== Source data

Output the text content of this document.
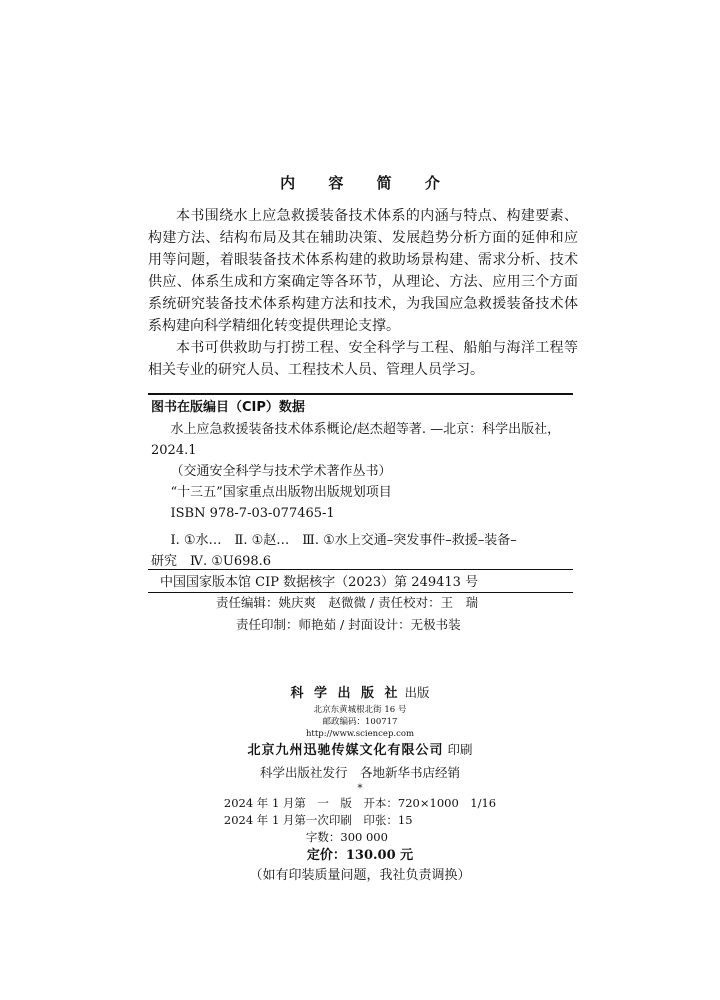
内 容 简 介

本书围绕水上应急救援装备技术体系的内涵与特点、构建要素、构建方法、结构布局及其在辅助决策、发展趋势分析方面的延伸和应用等问题，着眼装备技术体系构建的救助场景构建、需求分析、技术供应、体系生成和方案确定等各环节，从理论、方法、应用三个方面系统研究装备技术体系构建方法和技术，为我国应急救援装备技术体系构建向科学精细化转变提供理论支撑。

本书可供救助与打捞工程、安全科学与工程、船舶与海洋工程等相关专业的研究人员、工程技术人员、管理人员学习。

图书在版编目（CIP）数据
水上应急救援装备技术体系概论/赵杰超等著. —北京：科学出版社，
2024.1
（交通安全科学与技术学术著作丛书）
“十三五”国家重点出版物出版规划项目
ISBN 978-7-03-077465-1
Ⅰ. ①水…　Ⅱ. ①赵…　Ⅲ. ①水上交通–突发事件–救援–装备–
研究　Ⅳ. ①U698.6
中国国家版本馆 CIP 数据核字（2023）第 249413 号
责任编辑：姚庆爽　赵微微 / 责任校对：王　瑞
责任印制：师艳茹 / 封面设计：无极书装
科 学 出 版 社 出版
北京东黄城根北街 16 号
邮政编码：100717
http://www.sciencep.com
北京九州迅驰传媒文化有限公司 印刷
科学出版社发行　各地新华书店经销
*
2024 年 1 月第　一　版　开本：720×1000　1/16
2024 年 1 月第一次印刷　印张：15
字数：300 000
定价：130.00 元
（如有印装质量问题，我社负责调换）
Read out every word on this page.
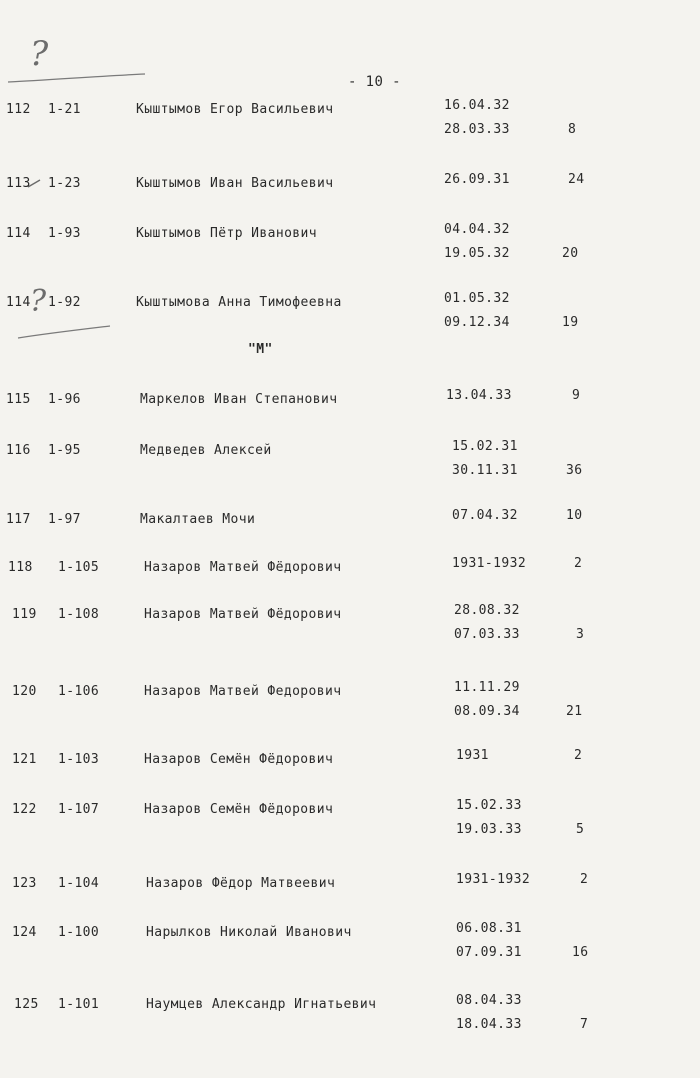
?
?
- 10 -
"М"
112 1-21	Кыштымов Егор Васильевич	16.04.32
28.03.33	8
113 1-23	Кыштымов Иван Васильевич	26.09.31	24
114 1-93	Кыштымов Пётр Иванович	04.04.32
19.05.32	20
114 1-92	Кыштымова Анна Тимофеевна	01.05.32
09.12.34	19
115 1-96	Маркелов Иван Степанович	13.04.33	9
116 1-95	Медведев Алексей	15.02.31
30.11.31	36
117 1-97	Макалтаев Мочи	07.04.32	10
118 1-105	Назаров Матвей Фёдорович	1931-1932	2
119 1-108	Назаров Матвей Фёдорович	28.08.32
07.03.33	3
120 1-106	Назаров Матвей Федорович	11.11.29
08.09.34	21
121 1-103	Назаров Семён Фёдорович	1931	2
122 1-107	Назаров Семён Фёдорович	15.02.33
19.03.33	5
123 1-104	Назаров Фёдор Матвеевич	1931-1932	2
124 1-100	Нарылков Николай Иванович	06.08.31
07.09.31	16
125 1-101	Наумцев Александр Игнатьевич	08.04.33
18.04.33	7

====

**Given exercise**: Give the number of lines in the listing above that contain "Семён", and nothing else.

**Solution for this task**: 2